[DIRECTIONS]
Drop the pictures from the entries below, then reproduce the rest exactly.

[DATA EXCERPTS]
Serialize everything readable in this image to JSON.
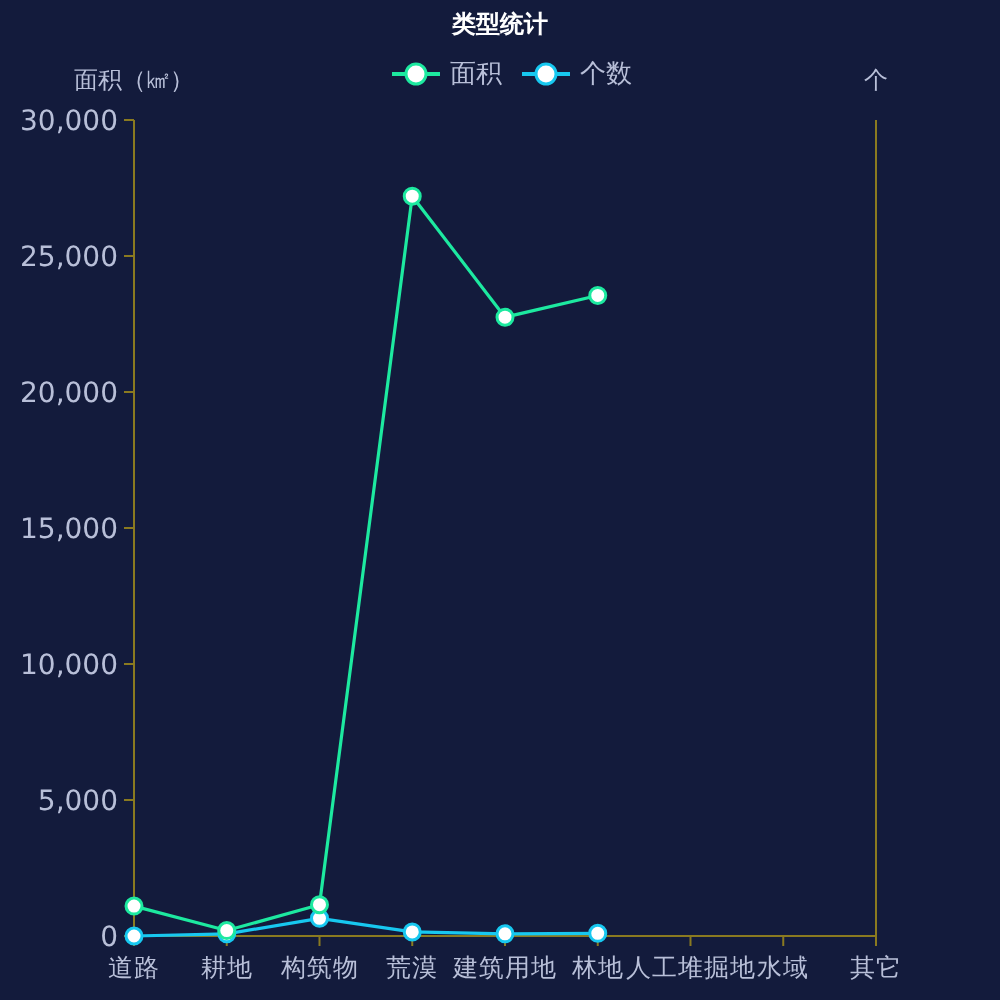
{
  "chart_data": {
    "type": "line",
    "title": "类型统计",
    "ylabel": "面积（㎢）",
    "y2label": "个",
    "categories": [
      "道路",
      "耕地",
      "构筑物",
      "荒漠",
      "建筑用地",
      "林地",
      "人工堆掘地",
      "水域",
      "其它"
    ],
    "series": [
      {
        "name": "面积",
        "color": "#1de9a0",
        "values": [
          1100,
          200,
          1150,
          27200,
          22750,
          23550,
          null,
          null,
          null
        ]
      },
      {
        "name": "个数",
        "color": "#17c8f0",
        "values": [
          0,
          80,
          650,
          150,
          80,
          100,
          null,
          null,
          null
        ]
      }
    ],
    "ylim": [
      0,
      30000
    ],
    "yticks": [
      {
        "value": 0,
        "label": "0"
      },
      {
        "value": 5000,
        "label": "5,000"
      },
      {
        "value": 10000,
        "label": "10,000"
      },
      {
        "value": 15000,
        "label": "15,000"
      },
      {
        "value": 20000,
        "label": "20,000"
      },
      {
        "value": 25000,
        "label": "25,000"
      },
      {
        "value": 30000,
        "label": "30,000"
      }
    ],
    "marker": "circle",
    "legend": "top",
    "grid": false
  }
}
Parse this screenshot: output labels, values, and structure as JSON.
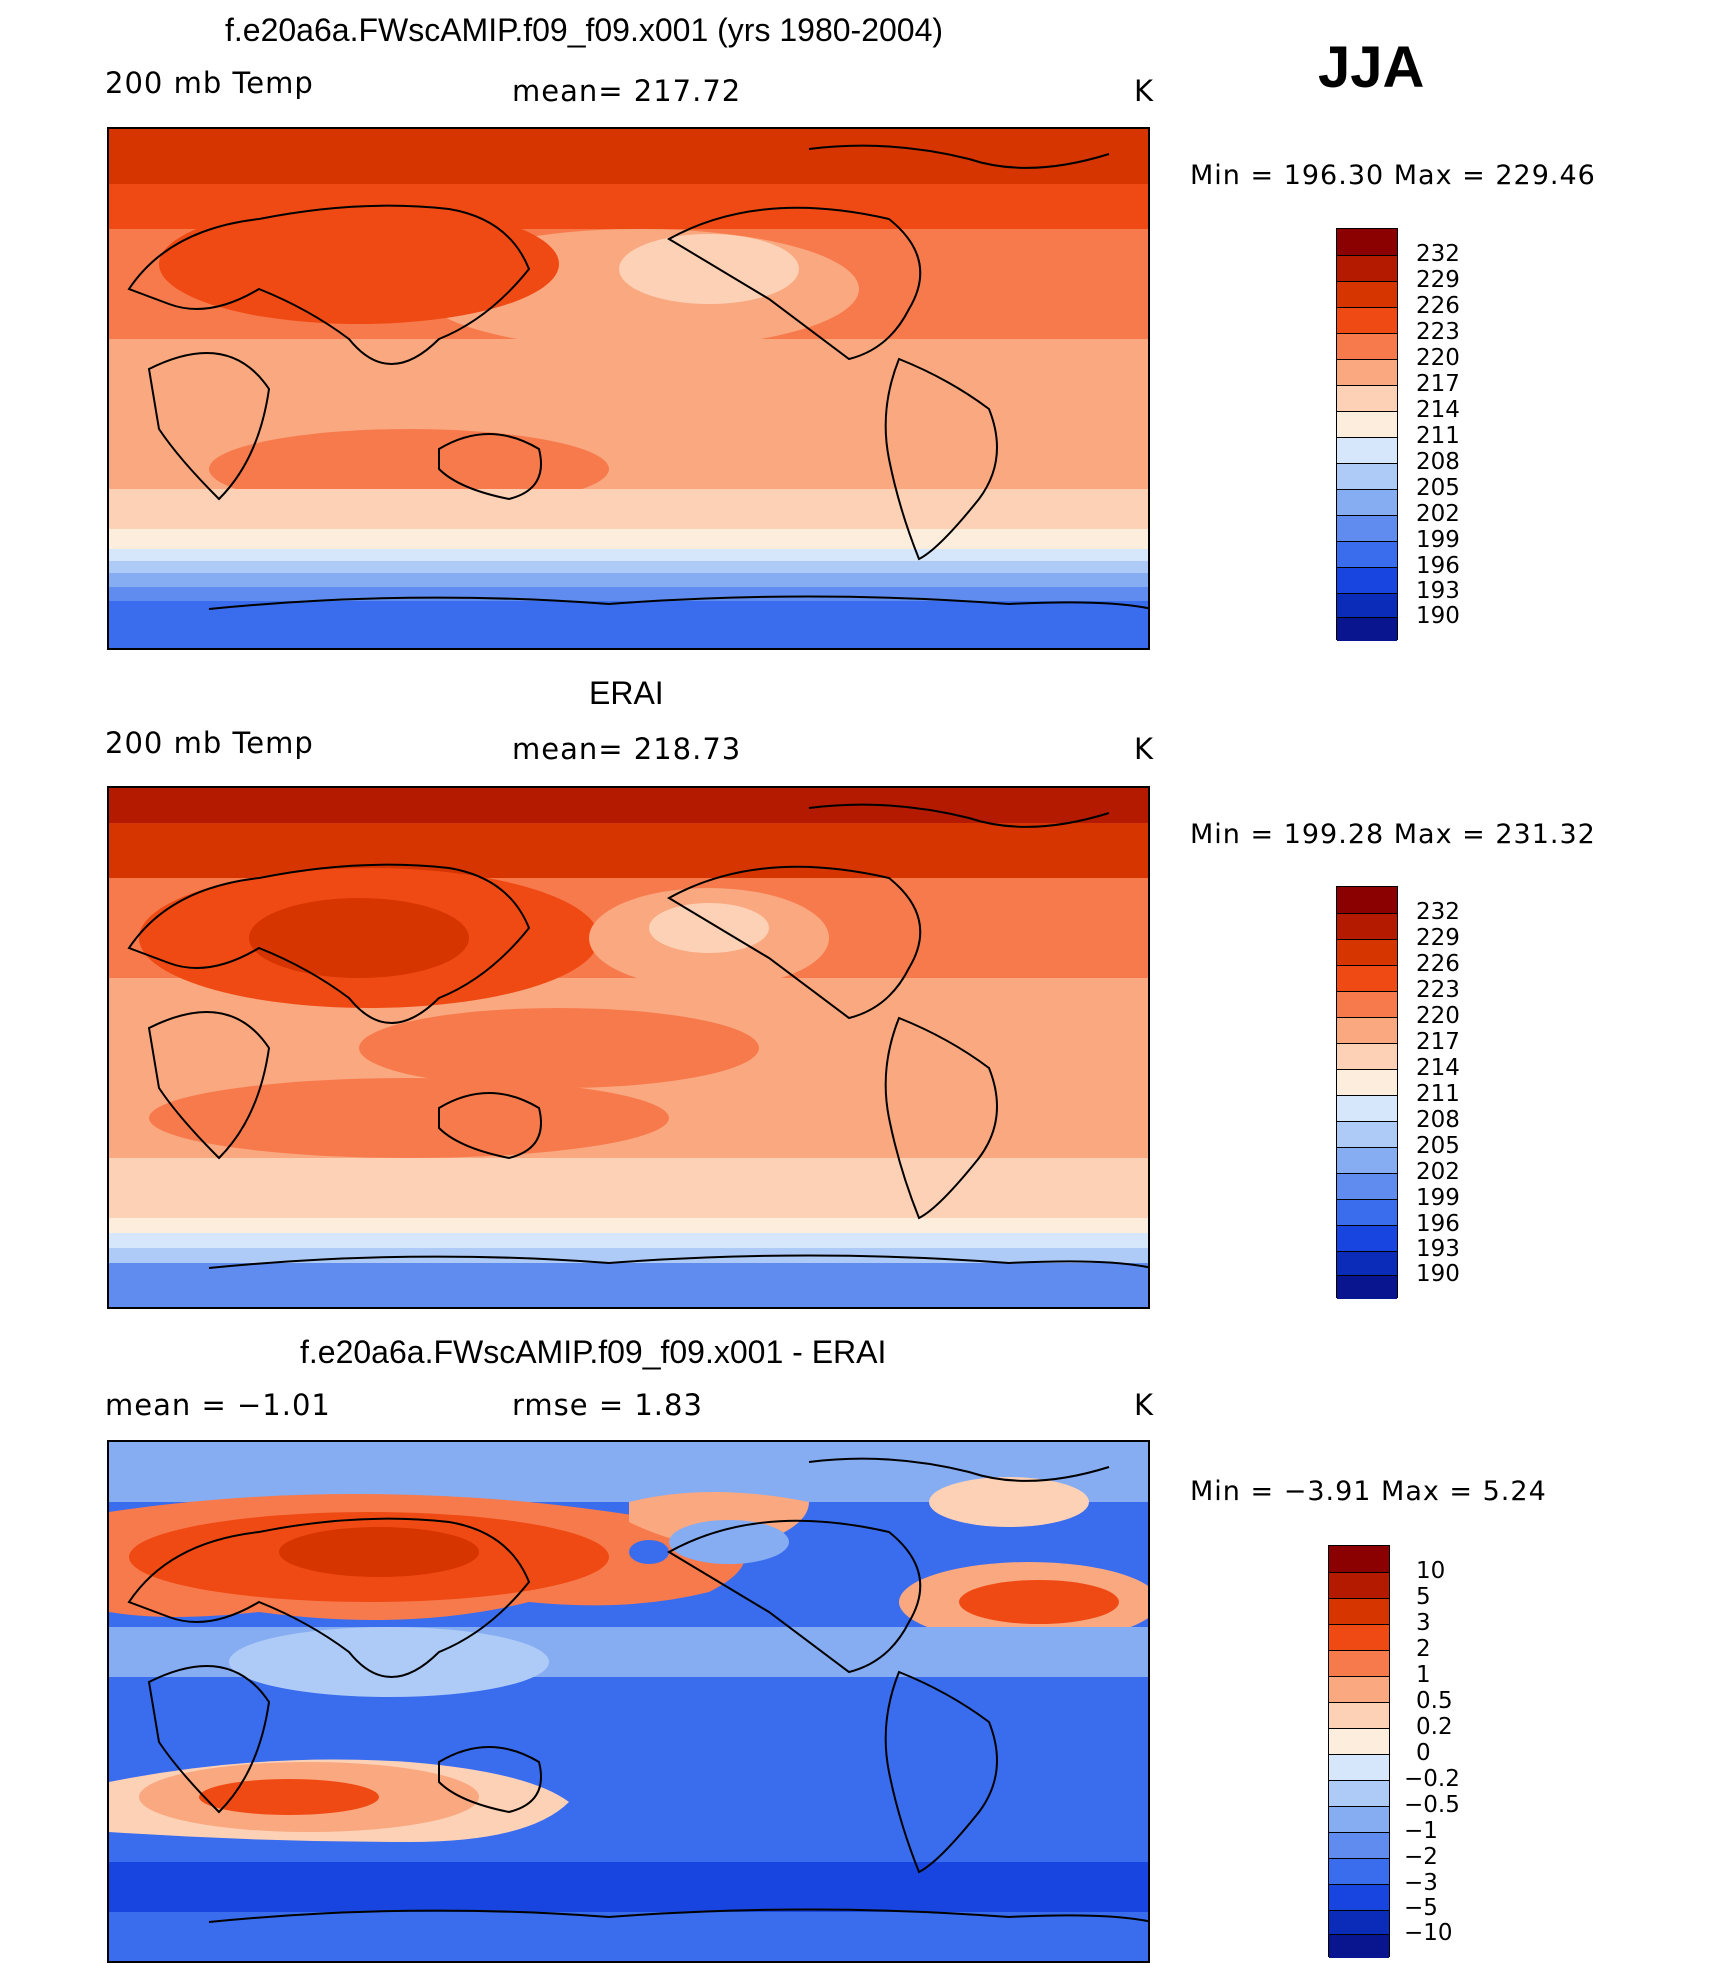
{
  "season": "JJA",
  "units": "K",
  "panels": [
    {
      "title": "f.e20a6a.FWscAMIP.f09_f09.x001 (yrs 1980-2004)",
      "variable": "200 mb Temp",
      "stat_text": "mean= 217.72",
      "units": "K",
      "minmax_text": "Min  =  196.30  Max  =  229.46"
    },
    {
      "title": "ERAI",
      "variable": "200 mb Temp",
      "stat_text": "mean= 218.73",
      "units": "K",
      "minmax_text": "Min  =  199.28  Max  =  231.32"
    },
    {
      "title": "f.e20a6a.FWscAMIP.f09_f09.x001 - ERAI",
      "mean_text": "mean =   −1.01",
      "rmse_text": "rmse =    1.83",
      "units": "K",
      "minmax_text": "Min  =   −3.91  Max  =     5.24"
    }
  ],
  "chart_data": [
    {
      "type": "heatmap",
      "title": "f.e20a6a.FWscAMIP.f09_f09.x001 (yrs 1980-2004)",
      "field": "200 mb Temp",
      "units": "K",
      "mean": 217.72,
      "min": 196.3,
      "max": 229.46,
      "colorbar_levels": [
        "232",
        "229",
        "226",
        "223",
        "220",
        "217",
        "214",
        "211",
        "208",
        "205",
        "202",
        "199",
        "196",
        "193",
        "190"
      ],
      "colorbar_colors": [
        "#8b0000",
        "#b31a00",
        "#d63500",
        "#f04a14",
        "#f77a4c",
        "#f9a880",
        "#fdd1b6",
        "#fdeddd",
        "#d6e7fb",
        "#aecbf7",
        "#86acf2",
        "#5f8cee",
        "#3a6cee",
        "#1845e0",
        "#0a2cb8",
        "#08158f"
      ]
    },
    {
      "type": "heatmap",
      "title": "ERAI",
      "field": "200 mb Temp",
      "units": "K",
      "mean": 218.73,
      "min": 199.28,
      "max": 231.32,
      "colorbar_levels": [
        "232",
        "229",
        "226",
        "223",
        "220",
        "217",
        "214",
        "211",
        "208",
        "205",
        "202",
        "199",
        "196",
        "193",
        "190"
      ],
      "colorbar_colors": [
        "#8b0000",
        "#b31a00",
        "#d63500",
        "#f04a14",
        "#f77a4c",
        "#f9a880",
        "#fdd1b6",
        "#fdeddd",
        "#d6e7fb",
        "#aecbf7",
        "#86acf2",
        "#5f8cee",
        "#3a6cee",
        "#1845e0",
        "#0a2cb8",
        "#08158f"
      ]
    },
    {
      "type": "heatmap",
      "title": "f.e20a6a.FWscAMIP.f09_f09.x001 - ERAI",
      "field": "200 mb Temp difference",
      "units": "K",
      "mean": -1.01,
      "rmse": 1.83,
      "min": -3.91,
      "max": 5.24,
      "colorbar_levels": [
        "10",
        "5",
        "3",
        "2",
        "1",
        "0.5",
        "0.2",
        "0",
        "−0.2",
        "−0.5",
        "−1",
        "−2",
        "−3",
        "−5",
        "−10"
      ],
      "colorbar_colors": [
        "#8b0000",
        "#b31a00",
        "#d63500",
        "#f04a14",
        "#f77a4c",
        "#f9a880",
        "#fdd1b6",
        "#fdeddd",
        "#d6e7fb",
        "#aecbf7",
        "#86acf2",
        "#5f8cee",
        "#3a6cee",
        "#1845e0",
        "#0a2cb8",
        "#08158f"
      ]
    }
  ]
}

[RESULT OF THE TASK]
Serialize everything readable in this image to JSON.
{
  "chart_data": {
    "type": "line",
    "title": "类型统计",
    "ylabel": "面积（㎢）",
    "y2label": "个",
    "categories": [
      "道路",
      "耕地",
      "构筑物",
      "荒漠",
      "建筑用地",
      "林地",
      "人工堆掘地",
      "水域",
      "其它"
    ],
    "series": [
      {
        "name": "面积",
        "color": "#1de9a0",
        "values": [
          1100,
          200,
          1150,
          27200,
          22750,
          23550,
          null,
          null,
          null
        ]
      },
      {
        "name": "个数",
        "color": "#17c8f0",
        "values": [
          0,
          80,
          650,
          150,
          80,
          100,
          null,
          null,
          null
        ]
      }
    ],
    "ylim": [
      0,
      30000
    ],
    "yticks": [
      {
        "value": 0,
        "label": "0"
      },
      {
        "value": 5000,
        "label": "5,000"
      },
      {
        "value": 10000,
        "label": "10,000"
      },
      {
        "value": 15000,
        "label": "15,000"
      },
      {
        "value": 20000,
        "label": "20,000"
      },
      {
        "value": 25000,
        "label": "25,000"
      },
      {
        "value": 30000,
        "label": "30,000"
      }
    ],
    "marker": "circle",
    "legend": "top",
    "grid": false
  }
}
Parse this screenshot: output labels, values, and structure as JSON.
{
  "season": "JJA",
  "units": "K",
  "panels": [
    {
      "title": "f.e20a6a.FWscAMIP.f09_f09.x001 (yrs 1980-2004)",
      "variable": "200 mb Temp",
      "stat_text": "mean= 217.72",
      "units": "K",
      "minmax_text": "Min  =  196.30  Max  =  229.46"
    },
    {
      "title": "ERAI",
      "variable": "200 mb Temp",
      "stat_text": "mean= 218.73",
      "units": "K",
      "minmax_text": "Min  =  199.28  Max  =  231.32"
    },
    {
      "title": "f.e20a6a.FWscAMIP.f09_f09.x001 - ERAI",
      "mean_text": "mean =   −1.01",
      "rmse_text": "rmse =    1.83",
      "units": "K",
      "minmax_text": "Min  =   −3.91  Max  =     5.24"
    }
  ],
  "chart_data": [
    {
      "type": "heatmap",
      "title": "f.e20a6a.FWscAMIP.f09_f09.x001 (yrs 1980-2004)",
      "field": "200 mb Temp",
      "units": "K",
      "mean": 217.72,
      "min": 196.3,
      "max": 229.46,
      "colorbar_levels": [
        "232",
        "229",
        "226",
        "223",
        "220",
        "217",
        "214",
        "211",
        "208",
        "205",
        "202",
        "199",
        "196",
        "193",
        "190"
      ],
      "colorbar_colors": [
        "#8b0000",
        "#b31a00",
        "#d63500",
        "#f04a14",
        "#f77a4c",
        "#f9a880",
        "#fdd1b6",
        "#fdeddd",
        "#d6e7fb",
        "#aecbf7",
        "#86acf2",
        "#5f8cee",
        "#3a6cee",
        "#1845e0",
        "#0a2cb8",
        "#08158f"
      ]
    },
    {
      "type": "heatmap",
      "title": "ERAI",
      "field": "200 mb Temp",
      "units": "K",
      "mean": 218.73,
      "min": 199.28,
      "max": 231.32,
      "colorbar_levels": [
        "232",
        "229",
        "226",
        "223",
        "220",
        "217",
        "214",
        "211",
        "208",
        "205",
        "202",
        "199",
        "196",
        "193",
        "190"
      ],
      "colorbar_colors": [
        "#8b0000",
        "#b31a00",
        "#d63500",
        "#f04a14",
        "#f77a4c",
        "#f9a880",
        "#fdd1b6",
        "#fdeddd",
        "#d6e7fb",
        "#aecbf7",
        "#86acf2",
        "#5f8cee",
        "#3a6cee",
        "#1845e0",
        "#0a2cb8",
        "#08158f"
      ]
    },
    {
      "type": "heatmap",
      "title": "f.e20a6a.FWscAMIP.f09_f09.x001 - ERAI",
      "field": "200 mb Temp difference",
      "units": "K",
      "mean": -1.01,
      "rmse": 1.83,
      "min": -3.91,
      "max": 5.24,
      "colorbar_levels": [
        "10",
        "5",
        "3",
        "2",
        "1",
        "0.5",
        "0.2",
        "0",
        "−0.2",
        "−0.5",
        "−1",
        "−2",
        "−3",
        "−5",
        "−10"
      ],
      "colorbar_colors": [
        "#8b0000",
        "#b31a00",
        "#d63500",
        "#f04a14",
        "#f77a4c",
        "#f9a880",
        "#fdd1b6",
        "#fdeddd",
        "#d6e7fb",
        "#aecbf7",
        "#86acf2",
        "#5f8cee",
        "#3a6cee",
        "#1845e0",
        "#0a2cb8",
        "#08158f"
      ]
    }
  ]
}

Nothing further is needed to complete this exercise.